What the exercise asks:
Pull every line containing "chevron" out of the material below.

------ Raw data

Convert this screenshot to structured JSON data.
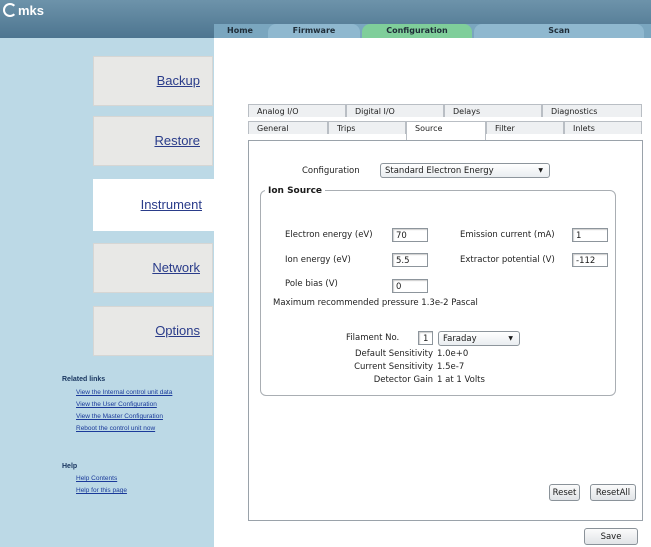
{
  "logo": "mks",
  "nav": {
    "tabs": [
      "Home",
      "Firmware",
      "Configuration",
      "Scan"
    ]
  },
  "sidebar": {
    "buttons": [
      "Backup",
      "Restore",
      "Instrument",
      "Network",
      "Options"
    ],
    "related_heading": "Related links",
    "related_links": [
      "View the Internal control unit data",
      "View the User Configuration",
      "View the Master Configuration",
      "Reboot the control unit now"
    ],
    "help_heading": "Help",
    "help_links": [
      "Help Contents",
      "Help for this page"
    ]
  },
  "tabs_row1": [
    "Analog I/O",
    "Digital I/O",
    "Delays",
    "Diagnostics"
  ],
  "tabs_row2": [
    "General",
    "Trips",
    "Source",
    "Filter",
    "Inlets"
  ],
  "form": {
    "configuration_label": "Configuration",
    "configuration_value": "Standard Electron Energy",
    "group_title": "Ion Source",
    "electron_energy_label": "Electron energy (eV)",
    "electron_energy_value": "70",
    "emission_current_label": "Emission current (mA)",
    "emission_current_value": "1",
    "ion_energy_label": "Ion energy (eV)",
    "ion_energy_value": "5.5",
    "extractor_potential_label": "Extractor potential (V)",
    "extractor_potential_value": "-112",
    "pole_bias_label": "Pole bias (V)",
    "pole_bias_value": "0",
    "max_pressure_text": "Maximum recommended pressure 1.3e-2  Pascal",
    "filament_label": "Filament No.",
    "filament_value": "1",
    "detector_value": "Faraday",
    "default_sensitivity_label": "Default Sensitivity",
    "default_sensitivity_value": "1.0e+0",
    "current_sensitivity_label": "Current Sensitivity",
    "current_sensitivity_value": "1.5e-7",
    "detector_gain_label": "Detector Gain",
    "detector_gain_value": "1 at 1 Volts"
  },
  "buttons": {
    "reset": "Reset",
    "reset_all": "ResetAll",
    "save": "Save"
  },
  "icons": {
    "dropdown": "chevron-down-icon"
  },
  "colors": {
    "sidebar_bg": "#bcd9e6",
    "active_tab": "#7fce9a",
    "header": "#5a819a"
  }
}
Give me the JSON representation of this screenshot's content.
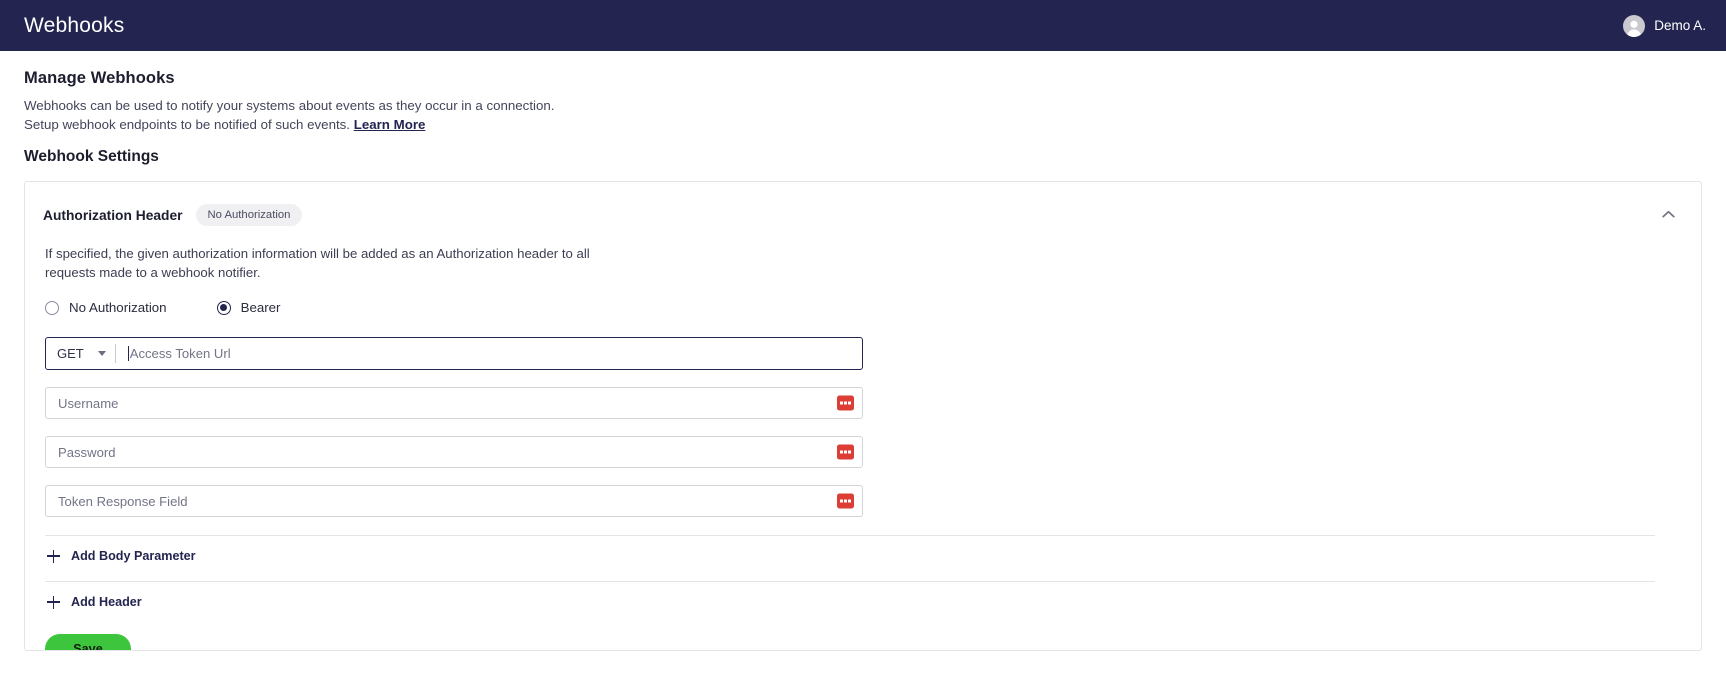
{
  "topbar": {
    "title": "Webhooks",
    "avatar_icon": "user-avatar-icon",
    "username": "Demo A."
  },
  "page": {
    "title": "Manage Webhooks",
    "description_line1": "Webhooks can be used to notify your systems about events as they occur in a connection.",
    "description_line2": "Setup webhook endpoints to be notified of such events.",
    "learn_more_label": "Learn More",
    "section_title": "Webhook Settings"
  },
  "card": {
    "title": "Authorization Header",
    "badge": "No Authorization",
    "collapse_icon": "chevron-up-icon",
    "description": "If specified, the given authorization information will be added as an Authorization header to all requests made to a webhook notifier.",
    "radios": [
      {
        "label": "No Authorization",
        "checked": false
      },
      {
        "label": "Bearer",
        "checked": true
      }
    ],
    "method": {
      "value": "GET",
      "caret_icon": "chevron-down-icon"
    },
    "fields": [
      {
        "placeholder": "Access Token Url",
        "value": "",
        "has_password_icon": false,
        "focused": true
      },
      {
        "placeholder": "Username",
        "value": "",
        "has_password_icon": true,
        "focused": false
      },
      {
        "placeholder": "Password",
        "value": "",
        "has_password_icon": true,
        "focused": false
      },
      {
        "placeholder": "Token Response Field",
        "value": "",
        "has_password_icon": true,
        "focused": false
      }
    ],
    "password_manager_icon": "password-manager-icon",
    "add_body_parameter_label": "Add Body Parameter",
    "add_header_label": "Add Header",
    "save_label": "Save"
  },
  "colors": {
    "navy": "#232550",
    "green": "#3dc63d",
    "red": "#dc3d34",
    "badge_bg": "#f0f0f2"
  }
}
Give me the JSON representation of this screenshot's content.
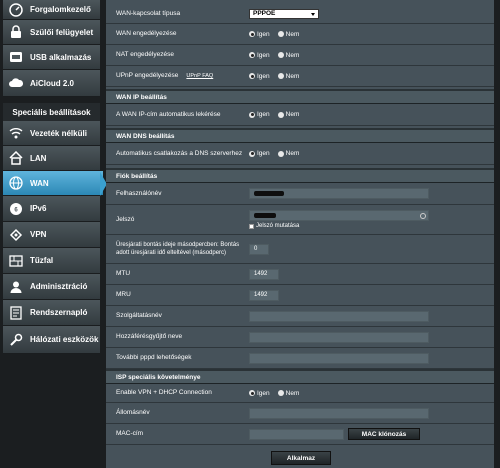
{
  "sidebar": {
    "top_items": [
      {
        "label": "Forgalomkezelő",
        "icon": "traffic-meter-icon"
      },
      {
        "label": "Szülői felügyelet",
        "icon": "lock-icon"
      },
      {
        "label": "USB alkalmazás",
        "icon": "usb-app-icon"
      },
      {
        "label": "AiCloud 2.0",
        "icon": "cloud-icon"
      }
    ],
    "advanced_header": "Speciális beállítások",
    "items": [
      {
        "label": "Vezeték nélküli",
        "icon": "wireless-icon"
      },
      {
        "label": "LAN",
        "icon": "home-icon"
      },
      {
        "label": "WAN",
        "icon": "globe-icon"
      },
      {
        "label": "IPv6",
        "icon": "ipv6-icon"
      },
      {
        "label": "VPN",
        "icon": "vpn-icon"
      },
      {
        "label": "Tűzfal",
        "icon": "firewall-icon"
      },
      {
        "label": "Adminisztráció",
        "icon": "admin-icon"
      },
      {
        "label": "Rendszernapló",
        "icon": "log-icon"
      },
      {
        "label": "Hálózati eszközök",
        "icon": "network-tools-icon"
      }
    ],
    "active": "WAN"
  },
  "basic": {
    "wan_type_label": "WAN-kapcsolat típusa",
    "wan_type_value": "PPPOE",
    "wan_enable_label": "WAN engedélyezése",
    "nat_enable_label": "NAT engedélyezése",
    "upnp_enable_label": "UPnP engedélyezése",
    "upnp_faq": "UPnP  FAQ",
    "yes": "Igen",
    "no": "Nem"
  },
  "wan_ip": {
    "header": "WAN IP beállítás",
    "auto_label": "A WAN IP-cím automatikus lekérése"
  },
  "wan_dns": {
    "header": "WAN DNS beállítás",
    "auto_label": "Automatikus csatlakozás a DNS szerverhez"
  },
  "account": {
    "header": "Fiók beállítás",
    "username_label": "Felhasználónév",
    "password_label": "Jelszó",
    "show_password": "Jelszó mutatása",
    "idle_label": "Üresjárati bontás ideje másodpercben: Bontás adott üresjárati idő elteltével (másodperc)",
    "idle_value": "0",
    "mtu_label": "MTU",
    "mtu_value": "1492",
    "mru_label": "MRU",
    "mru_value": "1492",
    "service_label": "Szolgáltatásnév",
    "ac_label": "Hozzáférésgyűjtő neve",
    "pppd_label": "További pppd lehetőségek"
  },
  "isp": {
    "header": "ISP speciális követelménye",
    "vpn_dhcp_label": "Enable VPN + DHCP Connection",
    "hostname_label": "Állomásnév",
    "mac_label": "MAC-cím",
    "mac_clone": "MAC klónozás"
  },
  "apply": "Alkalmaz"
}
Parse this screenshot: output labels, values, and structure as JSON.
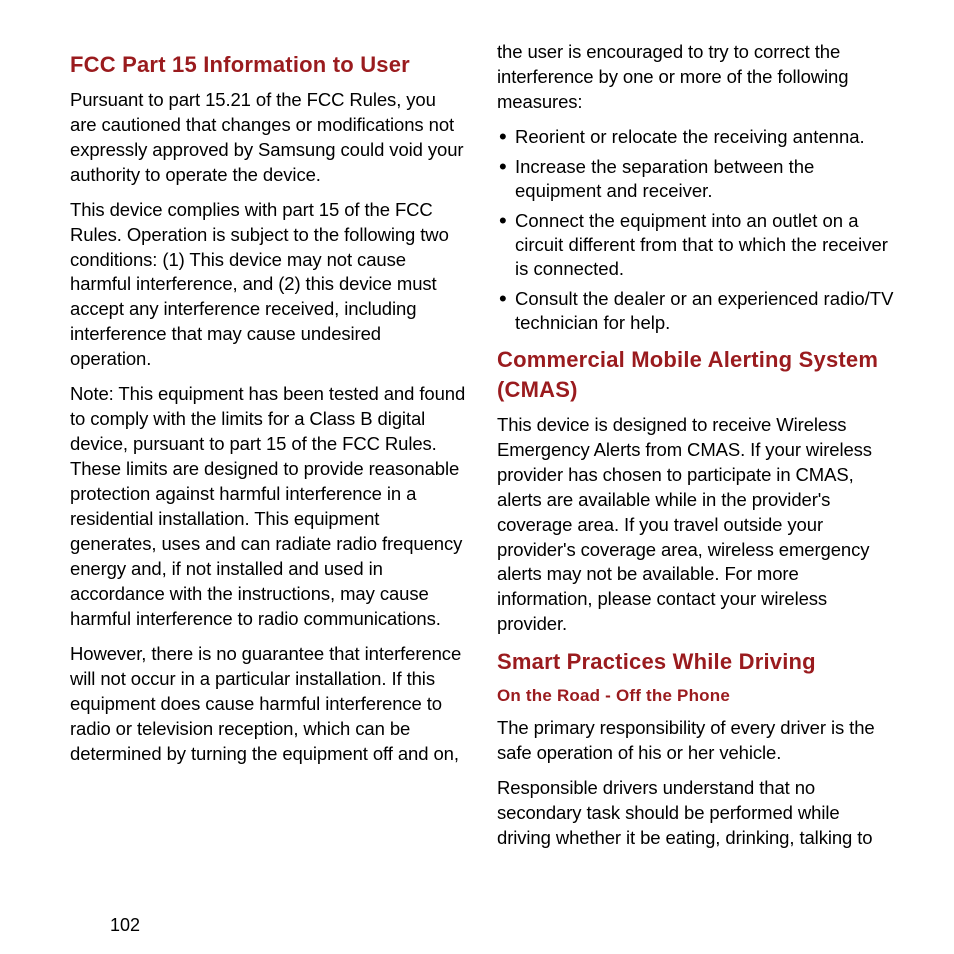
{
  "left": {
    "heading1": "FCC Part 15 Information to User",
    "p1": "Pursuant to part 15.21 of the FCC Rules, you are cautioned that changes or modifications not expressly approved by Samsung could void your authority to operate the device.",
    "p2": "This device complies with part 15 of the FCC Rules. Operation is subject to the following two conditions: (1) This device may not cause harmful interference, and (2) this device must accept any interference received, including interference that may cause undesired operation.",
    "p3": "Note: This equipment has been tested and found to comply with the limits for a Class B digital device, pursuant to part 15 of the FCC Rules. These limits are designed to provide reasonable protection against harmful interference in a residential installation. This equipment generates, uses and can radiate radio frequency energy and, if not installed and used in accordance with the instructions, may cause harmful interference to radio communications.",
    "p4": "However, there is no guarantee that interference will not occur in a particular installation. If this equipment does cause harmful interference to radio or television reception, which can be determined by turning the equipment off and on,"
  },
  "right": {
    "p1": "the user is encouraged to try to correct the interference by one or more of the following measures:",
    "bullets": [
      "Reorient or relocate the receiving antenna.",
      "Increase the separation between the equipment and receiver.",
      "Connect the equipment into an outlet on a circuit different from that to which the receiver is connected.",
      "Consult the dealer or an experienced radio/TV technician for help."
    ],
    "heading2": "Commercial Mobile Alerting System (CMAS)",
    "p2": "This device is designed to receive Wireless Emergency Alerts from CMAS. If your wireless provider has chosen to participate in CMAS, alerts are available while in the provider's coverage area. If you travel outside your provider's coverage area, wireless emergency alerts may not be available. For more information, please contact your wireless provider.",
    "heading3": "Smart Practices While Driving",
    "subhead": "On the Road - Off the Phone",
    "p3": "The primary responsibility of every driver is the safe operation of his or her vehicle.",
    "p4": "Responsible drivers understand that no secondary task should be performed while driving whether it be eating, drinking, talking to"
  },
  "page_number": "102"
}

------------

Written answer:
    "dropdown": "chevron-down-icon"
    "collapse_icon": "chevron-up-icon",
      "caret_icon": "chevron-down-icon"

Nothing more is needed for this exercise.